SU‐E‐I‐113: A Practical Human‐Observer‐Based Scoring Method for Imaging Performance Assessment in Computed Tomography

Purpose: Standard methods of computed tomography(CT)image‐quality assessment in terms of objective performance parameters (e.g., noise, spatial‐resolution, low contrast resolution, slice‐thickness etc.) may lack in adequately incorporating the effect of patient shape, anatomical noise, and clinically relevant diagnostic task, such as detection of abnormal pathology. Most of the existing psychophysical experiments, e.g., 2‐AFC, ROC, FROC, MRMC etc., are very expensive to conduct and subject to a combinatorial explosion, making routine human experiments impractical. In an effort to develop a realistic practical assessment of imaging‐performance in clinically relevant diagnostic tasks, a practical human‐observer‐based scoring method was developed to quantify not only the probability of true lesion detection, but also an average detection score as an indicator of quality of detection in complex tasks, and applied in comparing two reconstruction technologies.Methods: An anthropomorphic abdomen phantom with multiple simulated hyper‐vascular liver‐lesions of clinically relevant sizes and contrast‐levels was used to evaluate human‐observer‐performance in a low‐contrast‐lesion‐detection task. Human observer‐based imaging performance assessment of the two reconstruction technologies, filtered‐ back‐projection (FBP) and the VeoTM (model‐based‐iterative‐ reconstruction), at two dose levels, “full dose” (corresponding to dose levels in routine clinical practice for abdominal CT) and 1/4th of “full dose”, were carried out. Average lesion detection performance in a task with multiple lesions of different contrast‐levels and sizes, quantified in terms of average‐ probability‐of‐detection and average‐detection‐score as figures‐of‐merit, was evaluated for relative imaging performance comparison with‐respect‐to dose.Results: Results of the study and statistical significance tests indicated that average‐probability‐of‐detection and average‐detection‐score at full dose FBP and 1/4th dose VeoTM are comparable, whereas at the same full dose VeoTM offers improved detection performance Conclusions: The presented human‐observer‐based scoring method has significant potential for practical imaging‐performance comparison of different reconstruction technologies under clinically relevant tasks, where single image may have multiple pathologies of different contrast‐levels, shapes and sizes.

#### [Data provided]

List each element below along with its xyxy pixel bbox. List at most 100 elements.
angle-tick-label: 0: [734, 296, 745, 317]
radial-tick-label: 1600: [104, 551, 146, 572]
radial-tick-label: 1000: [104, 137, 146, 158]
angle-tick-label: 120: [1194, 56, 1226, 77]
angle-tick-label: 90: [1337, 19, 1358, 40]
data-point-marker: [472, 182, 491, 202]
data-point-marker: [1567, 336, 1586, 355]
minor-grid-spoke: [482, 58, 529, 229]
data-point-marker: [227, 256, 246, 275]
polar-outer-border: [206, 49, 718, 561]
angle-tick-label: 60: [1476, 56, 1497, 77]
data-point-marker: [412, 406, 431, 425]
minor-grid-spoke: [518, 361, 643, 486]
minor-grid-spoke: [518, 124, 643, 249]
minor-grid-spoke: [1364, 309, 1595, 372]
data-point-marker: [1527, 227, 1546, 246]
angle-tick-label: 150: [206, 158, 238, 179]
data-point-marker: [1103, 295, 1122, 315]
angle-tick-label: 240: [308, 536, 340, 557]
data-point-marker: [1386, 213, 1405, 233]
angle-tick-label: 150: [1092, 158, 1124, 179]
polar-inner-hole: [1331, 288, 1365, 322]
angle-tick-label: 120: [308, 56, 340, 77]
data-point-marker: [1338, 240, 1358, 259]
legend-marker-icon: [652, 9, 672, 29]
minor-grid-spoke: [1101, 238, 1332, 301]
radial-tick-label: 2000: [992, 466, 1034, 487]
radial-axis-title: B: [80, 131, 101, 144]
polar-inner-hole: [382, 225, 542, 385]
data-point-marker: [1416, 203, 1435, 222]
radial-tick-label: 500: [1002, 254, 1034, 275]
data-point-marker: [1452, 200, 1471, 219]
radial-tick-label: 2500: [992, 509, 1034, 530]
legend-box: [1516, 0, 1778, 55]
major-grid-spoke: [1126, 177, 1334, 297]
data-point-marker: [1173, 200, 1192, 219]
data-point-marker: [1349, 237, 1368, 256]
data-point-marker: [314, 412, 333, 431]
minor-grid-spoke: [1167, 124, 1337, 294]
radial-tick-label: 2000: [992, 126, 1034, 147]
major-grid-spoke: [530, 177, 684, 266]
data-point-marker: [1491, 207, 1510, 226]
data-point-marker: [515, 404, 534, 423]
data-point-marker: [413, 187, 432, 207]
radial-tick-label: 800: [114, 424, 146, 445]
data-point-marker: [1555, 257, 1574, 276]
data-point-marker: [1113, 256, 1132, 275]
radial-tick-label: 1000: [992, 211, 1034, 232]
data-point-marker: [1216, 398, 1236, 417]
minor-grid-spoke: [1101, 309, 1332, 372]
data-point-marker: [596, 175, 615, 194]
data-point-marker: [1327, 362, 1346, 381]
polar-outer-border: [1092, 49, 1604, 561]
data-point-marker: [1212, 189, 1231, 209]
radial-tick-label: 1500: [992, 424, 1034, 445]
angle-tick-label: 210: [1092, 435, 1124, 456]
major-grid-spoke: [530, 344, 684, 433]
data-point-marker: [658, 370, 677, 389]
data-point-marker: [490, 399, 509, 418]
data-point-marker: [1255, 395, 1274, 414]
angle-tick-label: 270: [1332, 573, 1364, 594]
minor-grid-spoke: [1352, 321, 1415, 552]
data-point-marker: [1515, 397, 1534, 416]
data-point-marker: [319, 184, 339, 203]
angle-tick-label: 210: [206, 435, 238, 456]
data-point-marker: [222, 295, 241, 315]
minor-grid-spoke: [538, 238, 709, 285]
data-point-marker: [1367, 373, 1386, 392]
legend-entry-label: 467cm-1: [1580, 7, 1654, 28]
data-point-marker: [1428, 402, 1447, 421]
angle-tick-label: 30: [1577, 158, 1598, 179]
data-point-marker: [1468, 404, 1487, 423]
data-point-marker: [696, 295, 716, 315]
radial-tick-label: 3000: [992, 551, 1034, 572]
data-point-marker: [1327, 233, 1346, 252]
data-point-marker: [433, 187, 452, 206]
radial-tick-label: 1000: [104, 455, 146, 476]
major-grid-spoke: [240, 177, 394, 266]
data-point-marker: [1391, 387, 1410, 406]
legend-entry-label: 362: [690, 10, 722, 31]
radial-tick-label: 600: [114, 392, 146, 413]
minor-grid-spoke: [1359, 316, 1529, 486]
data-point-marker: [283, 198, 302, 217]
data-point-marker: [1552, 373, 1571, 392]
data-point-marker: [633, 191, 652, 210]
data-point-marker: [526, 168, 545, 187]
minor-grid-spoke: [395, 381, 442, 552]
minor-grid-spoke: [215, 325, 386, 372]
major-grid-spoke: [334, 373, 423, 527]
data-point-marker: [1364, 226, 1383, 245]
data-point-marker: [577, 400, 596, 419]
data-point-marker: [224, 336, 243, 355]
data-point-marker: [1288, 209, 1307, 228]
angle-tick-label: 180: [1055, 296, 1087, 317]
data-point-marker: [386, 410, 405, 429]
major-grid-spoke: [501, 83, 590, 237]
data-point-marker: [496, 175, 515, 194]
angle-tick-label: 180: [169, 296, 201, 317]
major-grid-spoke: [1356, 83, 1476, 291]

#### [Prompt]
In the CT scoring abstract, why are routine human-observer experiments considered impractical? Answer in one to three sentences.

#### [Solution for this problem]
Most existing psychophysical experiments, such as 2-AFC, ROC, FROC and MRMC, are very expensive to conduct. They are also subject to a combinatorial explosion, which makes routine human experiments impractical.